* _PROBLEM REQUIREMENTS_
In the listing below, find every line with the string "that" and pull it out.

* _DATA FOR PROCESSING_
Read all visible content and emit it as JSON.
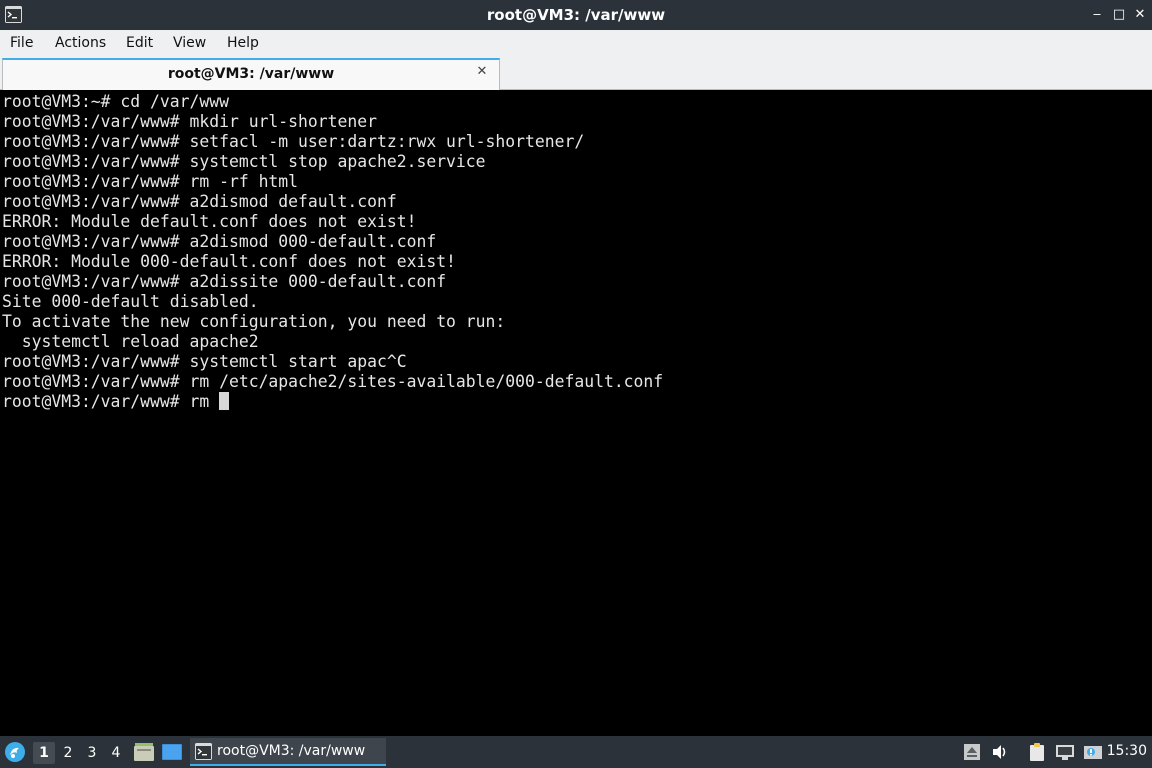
{
  "window": {
    "title": "root@VM3: /var/www",
    "minimize_glyph": "‒",
    "maximize_glyph": "□",
    "close_glyph": "✕"
  },
  "menu": {
    "file": "File",
    "actions": "Actions",
    "edit": "Edit",
    "view": "View",
    "help": "Help"
  },
  "tab": {
    "label": "root@VM3: /var/www",
    "close_glyph": "✕"
  },
  "terminal": {
    "lines": [
      "root@VM3:~# cd /var/www",
      "root@VM3:/var/www# mkdir url-shortener",
      "root@VM3:/var/www# setfacl -m user:dartz:rwx url-shortener/",
      "root@VM3:/var/www# systemctl stop apache2.service",
      "root@VM3:/var/www# rm -rf html",
      "root@VM3:/var/www# a2dismod default.conf",
      "ERROR: Module default.conf does not exist!",
      "root@VM3:/var/www# a2dismod 000-default.conf",
      "ERROR: Module 000-default.conf does not exist!",
      "root@VM3:/var/www# a2dissite 000-default.conf",
      "Site 000-default disabled.",
      "To activate the new configuration, you need to run:",
      "  systemctl reload apache2",
      "root@VM3:/var/www# systemctl start apac^C",
      "root@VM3:/var/www# rm /etc/apache2/sites-available/000-default.conf"
    ],
    "current_input": "root@VM3:/var/www# rm "
  },
  "taskbar": {
    "desktops": [
      "1",
      "2",
      "3",
      "4"
    ],
    "active_desktop": "1",
    "task_label": "root@VM3: /var/www",
    "clock": "15:30"
  },
  "icons": {
    "app": "terminal-icon",
    "start_menu": "lxqt-menu-icon",
    "file_manager": "file-manager-icon",
    "show_desktop": "show-desktop-icon",
    "volume": "volume-icon",
    "network": "network-icon"
  },
  "colors": {
    "titlebar": "#2c3239",
    "accent": "#3daee9",
    "terminal_bg": "#000000",
    "terminal_fg": "#e6e6e6"
  }
}
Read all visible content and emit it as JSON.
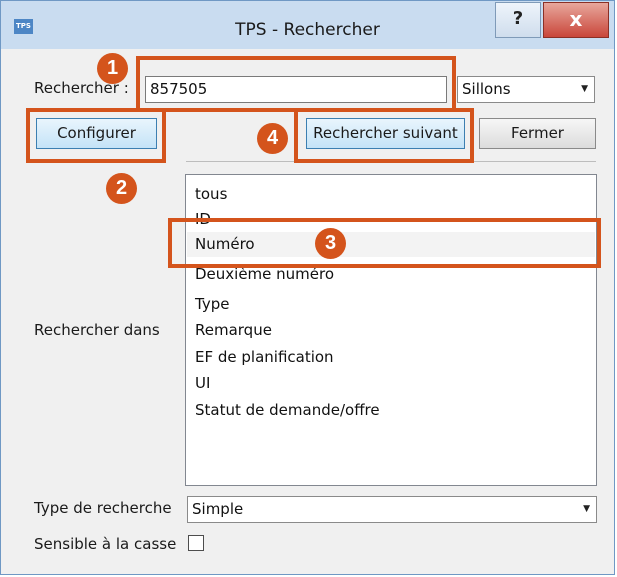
{
  "window": {
    "title": "TPS - Rechercher",
    "app_icon_text": "TPS",
    "help_label": "?",
    "close_label": "x"
  },
  "search": {
    "label": "Rechercher :",
    "value": "857505",
    "scope_value": "Sillons"
  },
  "buttons": {
    "configure": "Configurer",
    "find_next": "Rechercher suivant",
    "close": "Fermer"
  },
  "search_in": {
    "label": "Rechercher dans",
    "items": [
      "tous",
      "ID",
      "Numéro",
      "Deuxième numéro",
      "Type",
      "Remarque",
      "EF de planification",
      "UI",
      "Statut de demande/offre"
    ],
    "selected_index": 2
  },
  "search_type": {
    "label": "Type de recherche",
    "value": "Simple"
  },
  "case_sensitive": {
    "label": "Sensible à la casse",
    "checked": false
  },
  "callouts": [
    "1",
    "2",
    "3",
    "4"
  ],
  "accent_color": "#d4541c"
}
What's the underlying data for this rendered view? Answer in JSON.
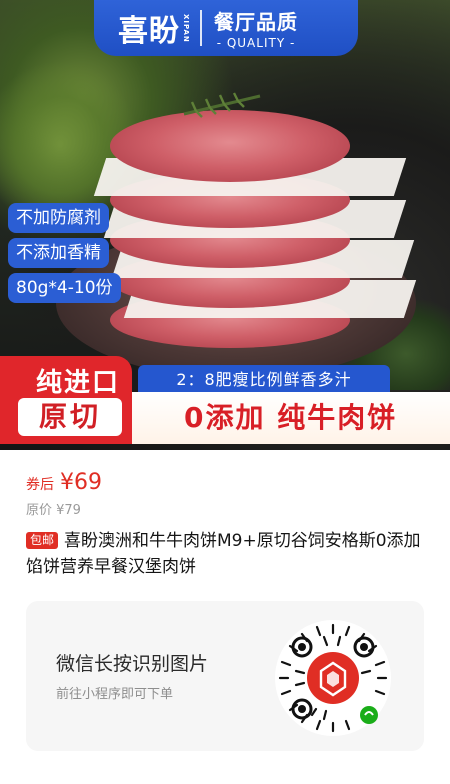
{
  "banner": {
    "brand": "喜盼",
    "brand_en": "XIPAN",
    "quality_zh": "餐厅品质",
    "quality_en": "- QUALITY -"
  },
  "features": [
    "不加防腐剂",
    "不添加香精",
    "80g*4-10份"
  ],
  "bottom_band": {
    "ratio_text": "2：8肥瘦比例鲜香多汁",
    "left_line1": "纯进口",
    "left_line2": "原切",
    "slogan": "0添加 纯牛肉饼"
  },
  "price": {
    "label": "券后",
    "value": "¥69",
    "original": "原价 ¥79"
  },
  "product": {
    "tag": "包邮",
    "title": "喜盼澳洲和牛牛肉饼M9+原切谷饲安格斯0添加馅饼营养早餐汉堡肉饼"
  },
  "mini_card": {
    "title": "微信长按识别图片",
    "subtitle": "前往小程序即可下单"
  },
  "colors": {
    "accent_blue": "#2b5ed4",
    "accent_red": "#e02e24"
  }
}
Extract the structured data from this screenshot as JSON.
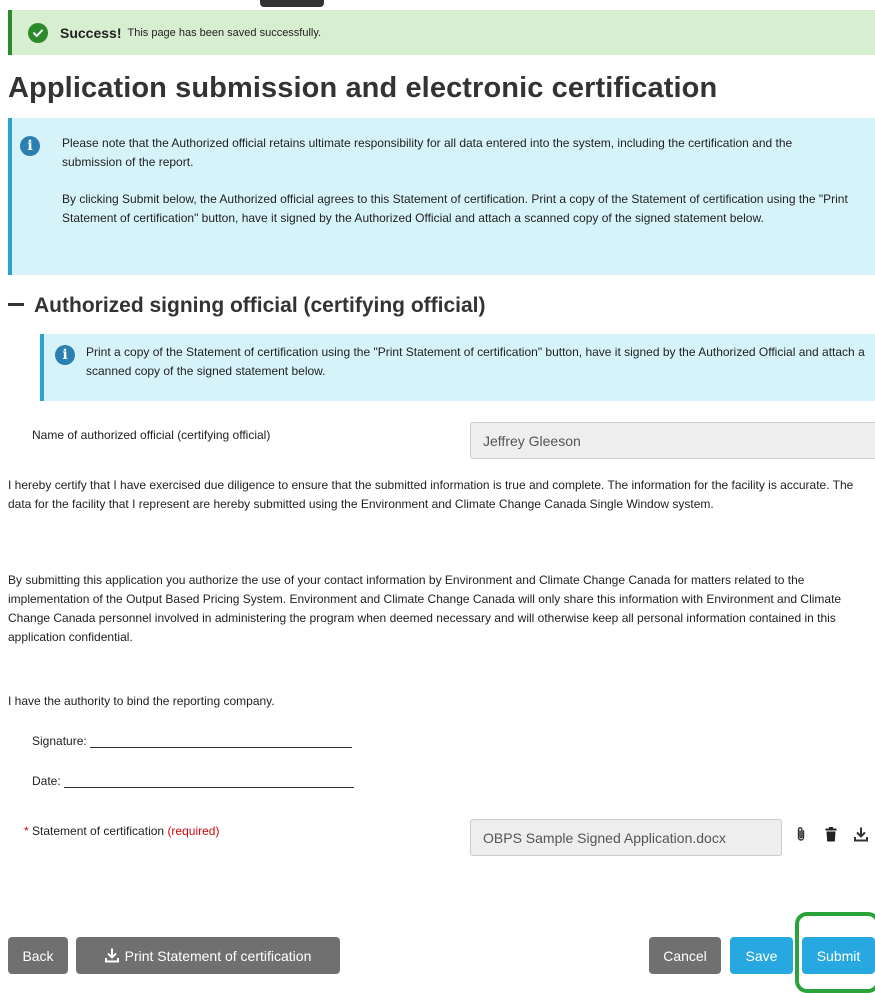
{
  "alert": {
    "title": "Success!",
    "message": "This page has been saved successfully."
  },
  "page_title": "Application submission and electronic certification",
  "intro_notice": {
    "p1": "Please note that the Authorized official retains ultimate responsibility for all data entered into the system, including the certification and the submission of the report.",
    "p2": "By clicking Submit below, the Authorized official agrees to this Statement of certification. Print a copy of the Statement of certification using the \"Print Statement of certification\" button, have it signed by the Authorized Official and attach a scanned copy of the signed statement below."
  },
  "section": {
    "title": "Authorized signing official (certifying official)",
    "notice": "Print a copy of the Statement of certification using the \"Print Statement of certification\" button, have it signed by the Authorized Official and attach a scanned copy of the signed statement below.",
    "official_label": "Name of authorized official (certifying official)",
    "official_value": "Jeffrey Gleeson",
    "cert_text": "I hereby certify that I have exercised due diligence to ensure that the submitted information is true and complete.  The information for the facility is accurate. The data for the facility that I represent are hereby submitted using the Environment and Climate Change Canada Single Window system.",
    "auth_text": "By submitting this application you authorize the use of your contact information by Environment and Climate Change Canada for matters related to the implementation of the Output Based Pricing System. Environment and Climate Change Canada will only share this information with Environment and Climate Change Canada personnel involved in administering the program when deemed necessary and will otherwise keep all personal information contained in this application confidential.",
    "bind_text": "I have the authority to bind the reporting company.",
    "signature_label": "Signature:",
    "date_label": "Date:",
    "statement_star": "*",
    "statement_label": "Statement of certification",
    "statement_required": "(required)",
    "statement_file": "OBPS Sample Signed Application.docx"
  },
  "icons": {
    "success": "check-circle-icon",
    "info": "info-circle-icon",
    "attach": "paperclip-icon",
    "delete": "trash-icon",
    "download": "download-icon"
  },
  "buttons": {
    "back": "Back",
    "print": "Print Statement of certification",
    "cancel": "Cancel",
    "save": "Save",
    "submit": "Submit"
  },
  "colors": {
    "success_bg": "#d8eed0",
    "success_accent": "#2b8a2b",
    "info_bg": "#d7f3fa",
    "info_accent": "#2aa5c9",
    "primary": "#28a8e0",
    "secondary": "#707070",
    "required": "#d3080c",
    "highlight": "#2aa43a"
  }
}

* _SOLUTION FOR THIS EXERCISE_
    "p1": "Please note that the Authorized official retains ultimate responsibility for all data entered into the system, including the certification and the submission of the report.",
    "cert_text": "I hereby certify that I have exercised due diligence to ensure that the submitted information is true and complete.  The information for the facility is accurate. The data for the facility that I represent are hereby submitted using the Environment and Climate Change Canada Single Window system.",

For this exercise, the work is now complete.